Material supplied:

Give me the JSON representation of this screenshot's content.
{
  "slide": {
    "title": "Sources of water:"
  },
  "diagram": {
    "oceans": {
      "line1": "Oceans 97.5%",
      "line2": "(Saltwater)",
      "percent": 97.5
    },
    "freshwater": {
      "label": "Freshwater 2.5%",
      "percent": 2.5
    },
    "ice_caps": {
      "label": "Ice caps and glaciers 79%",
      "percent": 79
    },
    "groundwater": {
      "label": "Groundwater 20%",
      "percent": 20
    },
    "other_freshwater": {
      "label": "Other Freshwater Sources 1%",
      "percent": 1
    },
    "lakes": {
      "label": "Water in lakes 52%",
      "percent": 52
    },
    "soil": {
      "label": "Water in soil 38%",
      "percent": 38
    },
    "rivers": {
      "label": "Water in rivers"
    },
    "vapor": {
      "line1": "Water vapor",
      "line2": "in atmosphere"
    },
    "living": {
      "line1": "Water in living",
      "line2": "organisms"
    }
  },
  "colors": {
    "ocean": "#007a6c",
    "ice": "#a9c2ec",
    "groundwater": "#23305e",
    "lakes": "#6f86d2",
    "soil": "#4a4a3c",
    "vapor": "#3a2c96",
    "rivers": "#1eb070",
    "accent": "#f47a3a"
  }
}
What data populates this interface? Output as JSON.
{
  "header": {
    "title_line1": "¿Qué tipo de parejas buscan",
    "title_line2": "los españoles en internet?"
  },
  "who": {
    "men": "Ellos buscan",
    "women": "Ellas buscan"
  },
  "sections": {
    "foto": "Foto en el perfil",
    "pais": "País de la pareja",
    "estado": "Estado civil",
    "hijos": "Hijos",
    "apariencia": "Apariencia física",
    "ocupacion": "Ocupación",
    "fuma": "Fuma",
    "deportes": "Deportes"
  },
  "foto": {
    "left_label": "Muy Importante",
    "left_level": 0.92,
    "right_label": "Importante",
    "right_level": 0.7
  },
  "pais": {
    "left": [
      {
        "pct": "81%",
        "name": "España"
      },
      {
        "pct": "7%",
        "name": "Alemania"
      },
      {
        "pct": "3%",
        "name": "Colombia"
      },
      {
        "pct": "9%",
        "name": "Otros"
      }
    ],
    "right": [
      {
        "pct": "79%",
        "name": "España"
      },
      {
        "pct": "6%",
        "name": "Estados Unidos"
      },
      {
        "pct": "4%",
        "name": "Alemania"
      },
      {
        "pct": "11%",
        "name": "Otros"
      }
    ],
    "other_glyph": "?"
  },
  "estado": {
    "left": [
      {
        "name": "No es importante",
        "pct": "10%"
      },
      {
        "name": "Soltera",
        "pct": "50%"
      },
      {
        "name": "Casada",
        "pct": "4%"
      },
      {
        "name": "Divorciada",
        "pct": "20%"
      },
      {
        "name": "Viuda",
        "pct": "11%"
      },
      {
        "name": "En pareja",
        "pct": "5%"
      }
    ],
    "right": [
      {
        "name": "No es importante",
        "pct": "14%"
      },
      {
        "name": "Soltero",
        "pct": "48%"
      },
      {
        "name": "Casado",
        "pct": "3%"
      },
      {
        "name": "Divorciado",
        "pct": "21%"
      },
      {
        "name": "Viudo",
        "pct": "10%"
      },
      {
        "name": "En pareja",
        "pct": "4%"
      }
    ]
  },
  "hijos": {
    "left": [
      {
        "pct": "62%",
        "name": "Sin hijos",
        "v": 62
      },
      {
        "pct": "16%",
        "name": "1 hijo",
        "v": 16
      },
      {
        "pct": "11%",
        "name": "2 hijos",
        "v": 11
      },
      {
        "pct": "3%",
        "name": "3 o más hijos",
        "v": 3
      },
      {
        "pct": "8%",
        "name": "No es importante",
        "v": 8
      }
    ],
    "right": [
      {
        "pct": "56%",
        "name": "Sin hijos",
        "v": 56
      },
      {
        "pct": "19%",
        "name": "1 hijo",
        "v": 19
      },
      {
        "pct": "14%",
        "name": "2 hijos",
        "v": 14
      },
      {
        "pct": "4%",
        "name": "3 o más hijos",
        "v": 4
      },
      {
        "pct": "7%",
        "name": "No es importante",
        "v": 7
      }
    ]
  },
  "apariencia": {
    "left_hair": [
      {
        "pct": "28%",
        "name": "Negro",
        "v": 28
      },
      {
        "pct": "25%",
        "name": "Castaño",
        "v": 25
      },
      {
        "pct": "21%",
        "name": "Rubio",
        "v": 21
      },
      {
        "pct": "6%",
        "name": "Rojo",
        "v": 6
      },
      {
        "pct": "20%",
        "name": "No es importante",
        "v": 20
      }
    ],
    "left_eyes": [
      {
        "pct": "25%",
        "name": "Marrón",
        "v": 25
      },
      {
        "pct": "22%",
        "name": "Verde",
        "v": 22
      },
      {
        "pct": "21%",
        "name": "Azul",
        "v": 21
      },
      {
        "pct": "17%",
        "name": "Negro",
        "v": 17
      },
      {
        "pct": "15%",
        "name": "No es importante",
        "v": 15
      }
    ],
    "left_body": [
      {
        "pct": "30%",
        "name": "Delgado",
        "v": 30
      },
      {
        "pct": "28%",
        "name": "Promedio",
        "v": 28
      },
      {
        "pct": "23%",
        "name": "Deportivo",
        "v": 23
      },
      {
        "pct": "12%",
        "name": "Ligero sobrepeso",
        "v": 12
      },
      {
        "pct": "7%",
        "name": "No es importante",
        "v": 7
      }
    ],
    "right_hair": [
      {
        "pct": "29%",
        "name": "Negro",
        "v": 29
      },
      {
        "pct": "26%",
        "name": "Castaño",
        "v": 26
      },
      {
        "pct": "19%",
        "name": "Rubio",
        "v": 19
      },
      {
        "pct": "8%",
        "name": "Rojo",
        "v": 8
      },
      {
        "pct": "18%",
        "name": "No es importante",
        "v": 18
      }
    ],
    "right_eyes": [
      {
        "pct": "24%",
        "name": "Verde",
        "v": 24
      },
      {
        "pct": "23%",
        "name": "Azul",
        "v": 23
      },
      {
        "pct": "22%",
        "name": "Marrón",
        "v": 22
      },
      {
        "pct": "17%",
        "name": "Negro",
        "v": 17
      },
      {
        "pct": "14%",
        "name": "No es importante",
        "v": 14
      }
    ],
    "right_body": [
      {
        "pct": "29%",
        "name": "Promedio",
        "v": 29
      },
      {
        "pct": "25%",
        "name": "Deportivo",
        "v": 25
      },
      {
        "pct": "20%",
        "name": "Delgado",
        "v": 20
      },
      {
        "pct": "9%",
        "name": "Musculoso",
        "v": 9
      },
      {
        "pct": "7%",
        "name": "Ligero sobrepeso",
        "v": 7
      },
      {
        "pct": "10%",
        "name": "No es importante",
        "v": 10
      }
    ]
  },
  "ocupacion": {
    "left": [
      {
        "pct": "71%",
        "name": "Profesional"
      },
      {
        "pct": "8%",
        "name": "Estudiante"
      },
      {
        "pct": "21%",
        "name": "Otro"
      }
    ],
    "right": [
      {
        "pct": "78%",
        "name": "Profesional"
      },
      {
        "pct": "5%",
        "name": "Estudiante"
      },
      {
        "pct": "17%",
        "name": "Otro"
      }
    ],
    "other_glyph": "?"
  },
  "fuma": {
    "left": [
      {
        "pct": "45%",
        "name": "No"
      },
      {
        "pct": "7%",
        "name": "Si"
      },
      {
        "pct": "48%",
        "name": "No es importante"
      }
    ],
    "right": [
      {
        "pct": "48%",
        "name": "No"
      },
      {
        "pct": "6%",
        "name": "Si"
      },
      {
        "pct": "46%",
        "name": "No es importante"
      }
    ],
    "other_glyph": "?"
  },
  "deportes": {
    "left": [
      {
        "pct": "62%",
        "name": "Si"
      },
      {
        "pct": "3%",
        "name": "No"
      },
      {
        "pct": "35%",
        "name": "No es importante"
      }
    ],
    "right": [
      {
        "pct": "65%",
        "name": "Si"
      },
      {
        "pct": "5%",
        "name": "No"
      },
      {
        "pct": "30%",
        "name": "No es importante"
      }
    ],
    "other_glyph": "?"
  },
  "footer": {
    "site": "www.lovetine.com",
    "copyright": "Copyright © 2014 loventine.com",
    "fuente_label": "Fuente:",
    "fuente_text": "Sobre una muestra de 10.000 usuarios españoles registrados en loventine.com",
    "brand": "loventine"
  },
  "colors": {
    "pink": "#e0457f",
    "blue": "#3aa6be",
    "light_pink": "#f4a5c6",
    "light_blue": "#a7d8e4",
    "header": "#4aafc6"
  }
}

Work required: Report each line in the data that holds the word "soil".

Result for this exercise:
    "soil": {
      "label": "Water in soil 38%",
    "soil": "#4a4a3c",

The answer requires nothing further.